Task to carry out - Your task is to reproduce the material exactly.

Given entries -

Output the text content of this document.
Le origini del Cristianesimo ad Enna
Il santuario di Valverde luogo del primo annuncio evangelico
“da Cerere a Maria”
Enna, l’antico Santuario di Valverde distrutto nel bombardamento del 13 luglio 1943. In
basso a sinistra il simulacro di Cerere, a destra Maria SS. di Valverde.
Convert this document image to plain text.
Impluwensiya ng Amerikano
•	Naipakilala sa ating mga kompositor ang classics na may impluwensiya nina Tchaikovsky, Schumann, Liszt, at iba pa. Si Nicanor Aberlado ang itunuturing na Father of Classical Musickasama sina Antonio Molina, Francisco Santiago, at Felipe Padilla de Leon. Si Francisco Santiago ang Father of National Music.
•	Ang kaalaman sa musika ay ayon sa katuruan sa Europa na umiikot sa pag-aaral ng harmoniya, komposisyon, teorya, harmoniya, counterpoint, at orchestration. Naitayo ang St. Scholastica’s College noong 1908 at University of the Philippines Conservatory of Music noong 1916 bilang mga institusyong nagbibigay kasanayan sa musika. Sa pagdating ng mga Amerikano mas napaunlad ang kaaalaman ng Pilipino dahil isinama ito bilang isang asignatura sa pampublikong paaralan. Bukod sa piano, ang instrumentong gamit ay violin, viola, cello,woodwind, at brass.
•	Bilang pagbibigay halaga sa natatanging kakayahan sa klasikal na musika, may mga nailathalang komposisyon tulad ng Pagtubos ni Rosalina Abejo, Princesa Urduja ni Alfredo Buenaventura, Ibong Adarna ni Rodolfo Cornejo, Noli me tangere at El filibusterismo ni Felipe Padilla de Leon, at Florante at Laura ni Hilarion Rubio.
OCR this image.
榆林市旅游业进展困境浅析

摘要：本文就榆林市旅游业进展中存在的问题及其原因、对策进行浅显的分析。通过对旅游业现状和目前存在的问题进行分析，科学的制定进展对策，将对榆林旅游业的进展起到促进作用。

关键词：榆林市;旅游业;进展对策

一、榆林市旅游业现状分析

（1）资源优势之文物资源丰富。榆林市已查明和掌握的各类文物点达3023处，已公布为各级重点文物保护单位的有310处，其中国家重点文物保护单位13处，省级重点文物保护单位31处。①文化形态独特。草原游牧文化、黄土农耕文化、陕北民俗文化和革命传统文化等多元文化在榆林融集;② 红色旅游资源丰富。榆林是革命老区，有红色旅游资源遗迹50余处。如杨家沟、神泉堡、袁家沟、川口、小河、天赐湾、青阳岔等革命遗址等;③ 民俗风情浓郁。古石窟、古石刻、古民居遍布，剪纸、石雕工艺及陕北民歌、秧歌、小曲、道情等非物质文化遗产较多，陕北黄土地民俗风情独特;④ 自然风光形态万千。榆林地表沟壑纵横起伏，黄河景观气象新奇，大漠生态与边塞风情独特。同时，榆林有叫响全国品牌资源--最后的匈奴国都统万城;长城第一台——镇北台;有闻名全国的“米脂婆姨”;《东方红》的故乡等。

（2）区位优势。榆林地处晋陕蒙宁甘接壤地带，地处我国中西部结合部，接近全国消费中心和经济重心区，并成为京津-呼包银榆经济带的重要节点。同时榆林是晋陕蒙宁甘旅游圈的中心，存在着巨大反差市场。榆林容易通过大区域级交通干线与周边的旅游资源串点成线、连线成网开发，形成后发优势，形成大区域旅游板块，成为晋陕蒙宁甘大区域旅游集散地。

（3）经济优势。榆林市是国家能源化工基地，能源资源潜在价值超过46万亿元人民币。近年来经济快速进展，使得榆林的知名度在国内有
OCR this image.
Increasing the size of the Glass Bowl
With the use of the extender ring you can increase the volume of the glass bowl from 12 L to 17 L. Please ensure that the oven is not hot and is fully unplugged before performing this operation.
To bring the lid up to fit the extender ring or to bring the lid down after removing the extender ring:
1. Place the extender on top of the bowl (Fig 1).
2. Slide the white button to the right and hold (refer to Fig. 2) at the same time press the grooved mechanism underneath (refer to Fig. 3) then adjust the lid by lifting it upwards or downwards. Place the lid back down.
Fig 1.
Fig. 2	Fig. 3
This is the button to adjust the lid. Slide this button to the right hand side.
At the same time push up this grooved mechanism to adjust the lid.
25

Answer for this exercise -
Output the text content of this document.
Le origini del Cristianesimo ad Enna
Il santuario di Valverde luogo del primo annuncio evangelico
“da Cerere a Maria”
Enna, l’antico Santuario di Valverde distrutto nel bombardamento del 13 luglio 1943. In
basso a sinistra il simulacro di Cerere, a destra Maria SS. di Valverde.
Convert this document image to plain text.
Impluwensiya ng Amerikano
•	Naipakilala sa ating mga kompositor ang classics na may impluwensiya nina Tchaikovsky, Schumann, Liszt, at iba pa. Si Nicanor Aberlado ang itunuturing na Father of Classical Musickasama sina Antonio Molina, Francisco Santiago, at Felipe Padilla de Leon. Si Francisco Santiago ang Father of National Music.
•	Ang kaalaman sa musika ay ayon sa katuruan sa Europa na umiikot sa pag-aaral ng harmoniya, komposisyon, teorya, harmoniya, counterpoint, at orchestration. Naitayo ang St. Scholastica’s College noong 1908 at University of the Philippines Conservatory of Music noong 1916 bilang mga institusyong nagbibigay kasanayan sa musika. Sa pagdating ng mga Amerikano mas napaunlad ang kaaalaman ng Pilipino dahil isinama ito bilang isang asignatura sa pampublikong paaralan. Bukod sa piano, ang instrumentong gamit ay violin, viola, cello,woodwind, at brass.
•	Bilang pagbibigay halaga sa natatanging kakayahan sa klasikal na musika, may mga nailathalang komposisyon tulad ng Pagtubos ni Rosalina Abejo, Princesa Urduja ni Alfredo Buenaventura, Ibong Adarna ni Rodolfo Cornejo, Noli me tangere at El filibusterismo ni Felipe Padilla de Leon, at Florante at Laura ni Hilarion Rubio.
OCR this image.
榆林市旅游业进展困境浅析

摘要：本文就榆林市旅游业进展中存在的问题及其原因、对策进行浅显的分析。通过对旅游业现状和目前存在的问题进行分析，科学的制定进展对策，将对榆林旅游业的进展起到促进作用。

关键词：榆林市;旅游业;进展对策

一、榆林市旅游业现状分析

（1）资源优势之文物资源丰富。榆林市已查明和掌握的各类文物点达3023处，已公布为各级重点文物保护单位的有310处，其中国家重点文物保护单位13处，省级重点文物保护单位31处。①文化形态独特。草原游牧文化、黄土农耕文化、陕北民俗文化和革命传统文化等多元文化在榆林融集;② 红色旅游资源丰富。榆林是革命老区，有红色旅游资源遗迹50余处。如杨家沟、神泉堡、袁家沟、川口、小河、天赐湾、青阳岔等革命遗址等;③ 民俗风情浓郁。古石窟、古石刻、古民居遍布，剪纸、石雕工艺及陕北民歌、秧歌、小曲、道情等非物质文化遗产较多，陕北黄土地民俗风情独特;④ 自然风光形态万千。榆林地表沟壑纵横起伏，黄河景观气象新奇，大漠生态与边塞风情独特。同时，榆林有叫响全国品牌资源--最后的匈奴国都统万城;长城第一台——镇北台;有闻名全国的“米脂婆姨”;《东方红》的故乡等。

（2）区位优势。榆林地处晋陕蒙宁甘接壤地带，地处我国中西部结合部，接近全国消费中心和经济重心区，并成为京津-呼包银榆经济带的重要节点。同时榆林是晋陕蒙宁甘旅游圈的中心，存在着巨大反差市场。榆林容易通过大区域级交通干线与周边的旅游资源串点成线、连线成网开发，形成后发优势，形成大区域旅游板块，成为晋陕蒙宁甘大区域旅游集散地。

（3）经济优势。榆林市是国家能源化工基地，能源资源潜在价值超过46万亿元人民币。近年来经济快速进展，使得榆林的知名度在国内有
OCR this image.
Increasing the size of the Glass Bowl
With the use of the extender ring you can increase the volume of the glass bowl from 12 L to 17 L. Please ensure that the oven is not hot and is fully unplugged before performing this operation.
To bring the lid up to fit the extender ring or to bring the lid down after removing the extender ring:
1. Place the extender on top of the bowl (Fig 1).
2. Slide the white button to the right and hold (refer to Fig. 2) at the same time press the grooved mechanism underneath (refer to Fig. 3) then adjust the lid by lifting it upwards or downwards. Place the lid back down.
Fig 1.
Fig. 2	Fig. 3
This is the button to adjust the lid. Slide this button to the right hand side.
At the same time push up this grooved mechanism to adjust the lid.
25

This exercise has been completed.